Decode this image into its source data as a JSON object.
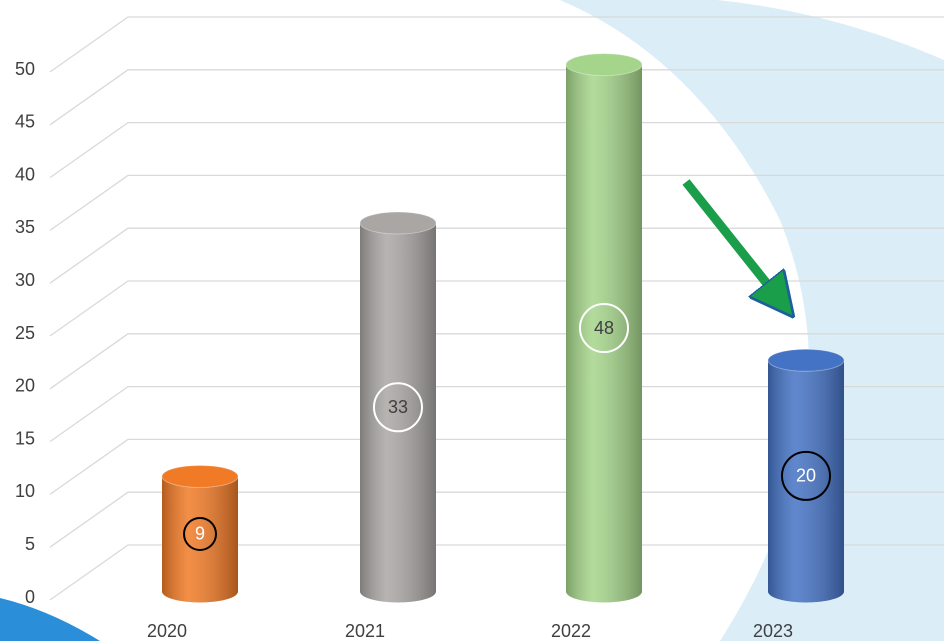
{
  "chart_data": {
    "type": "bar",
    "categories": [
      "2020",
      "2021",
      "2022",
      "2023"
    ],
    "values": [
      9,
      33,
      48,
      20
    ],
    "colors": [
      "#f07a26",
      "#a9a6a4",
      "#a5d58a",
      "#4472c4"
    ],
    "ylim": [
      0,
      50
    ],
    "yticks": [
      0,
      5,
      10,
      15,
      20,
      25,
      30,
      35,
      40,
      45,
      50
    ],
    "grid": true
  }
}
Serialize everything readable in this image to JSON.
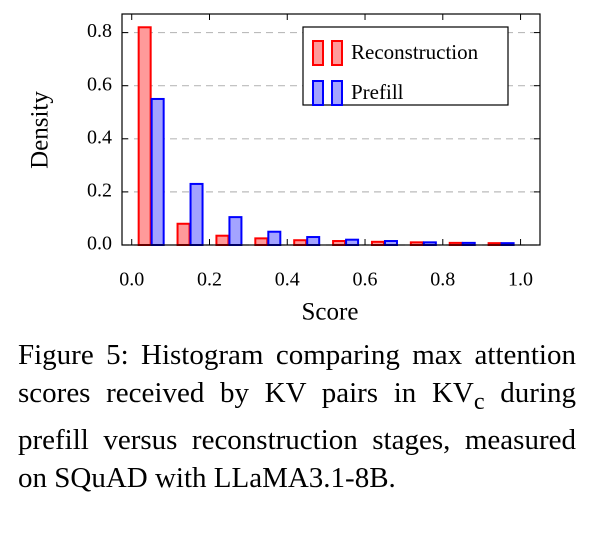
{
  "chart_data": {
    "type": "histogram",
    "xlabel": "Score",
    "ylabel": "Density",
    "bins": [
      0,
      0.1,
      0.2,
      0.3,
      0.4,
      0.5,
      0.6,
      0.7,
      0.8,
      0.9,
      1.0
    ],
    "series": [
      {
        "name": "Reconstruction",
        "color": "#ff0000",
        "fill": "#ff9a9a",
        "values": [
          0.82,
          0.08,
          0.035,
          0.025,
          0.018,
          0.015,
          0.012,
          0.01,
          0.008,
          0.007
        ]
      },
      {
        "name": "Prefill",
        "color": "#0000ff",
        "fill": "#a3a3ff",
        "values": [
          0.55,
          0.23,
          0.105,
          0.05,
          0.03,
          0.02,
          0.015,
          0.01,
          0.008,
          0.007
        ]
      }
    ],
    "xlim": [
      -0.025,
      1.05
    ],
    "ylim": [
      0,
      0.87
    ],
    "xticks": [
      {
        "value": 0,
        "label": "0.0"
      },
      0.2,
      0.4,
      0.6,
      0.8,
      {
        "value": 1,
        "label": "1.0"
      }
    ],
    "yticks": [
      {
        "value": 0,
        "label": "0.0"
      },
      0.2,
      0.4,
      0.6,
      0.8
    ],
    "grid": true,
    "legend": "upper right",
    "caption": [
      "Figure 5:  Histogram comparing max attention scores received by KV pairs in KV",
      "c",
      " during prefill versus reconstruction stages, measured on SQuAD with LLaMA3.1-8B."
    ]
  }
}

···

**TASK:** Make an exact copy of all the material, but keep the pictures out of it.

**RESULT FOR THIS TASK:**
Decode this image into its source data as a JSON object.
{
  "chart_data": {
    "type": "bar",
    "categories": [
      "2020",
      "2021",
      "2022",
      "2023"
    ],
    "values": [
      9,
      33,
      48,
      20
    ],
    "colors": [
      "#f07a26",
      "#a9a6a4",
      "#a5d58a",
      "#4472c4"
    ],
    "ylim": [
      0,
      50
    ],
    "yticks": [
      0,
      5,
      10,
      15,
      20,
      25,
      30,
      35,
      40,
      45,
      50
    ],
    "grid": true
  }
}
Serialize everything readable in this image to JSON.
{
  "chart_data": {
    "type": "histogram",
    "xlabel": "Score",
    "ylabel": "Density",
    "bins": [
      0,
      0.1,
      0.2,
      0.3,
      0.4,
      0.5,
      0.6,
      0.7,
      0.8,
      0.9,
      1.0
    ],
    "series": [
      {
        "name": "Reconstruction",
        "color": "#ff0000",
        "fill": "#ff9a9a",
        "values": [
          0.82,
          0.08,
          0.035,
          0.025,
          0.018,
          0.015,
          0.012,
          0.01,
          0.008,
          0.007
        ]
      },
      {
        "name": "Prefill",
        "color": "#0000ff",
        "fill": "#a3a3ff",
        "values": [
          0.55,
          0.23,
          0.105,
          0.05,
          0.03,
          0.02,
          0.015,
          0.01,
          0.008,
          0.007
        ]
      }
    ],
    "xlim": [
      -0.025,
      1.05
    ],
    "ylim": [
      0,
      0.87
    ],
    "xticks": [
      {
        "value": 0,
        "label": "0.0"
      },
      0.2,
      0.4,
      0.6,
      0.8,
      {
        "value": 1,
        "label": "1.0"
      }
    ],
    "yticks": [
      {
        "value": 0,
        "label": "0.0"
      },
      0.2,
      0.4,
      0.6,
      0.8
    ],
    "grid": true,
    "legend": "upper right",
    "caption": [
      "Figure 5:  Histogram comparing max attention scores received by KV pairs in KV",
      "c",
      " during prefill versus reconstruction stages, measured on SQuAD with LLaMA3.1-8B."
    ]
  }
}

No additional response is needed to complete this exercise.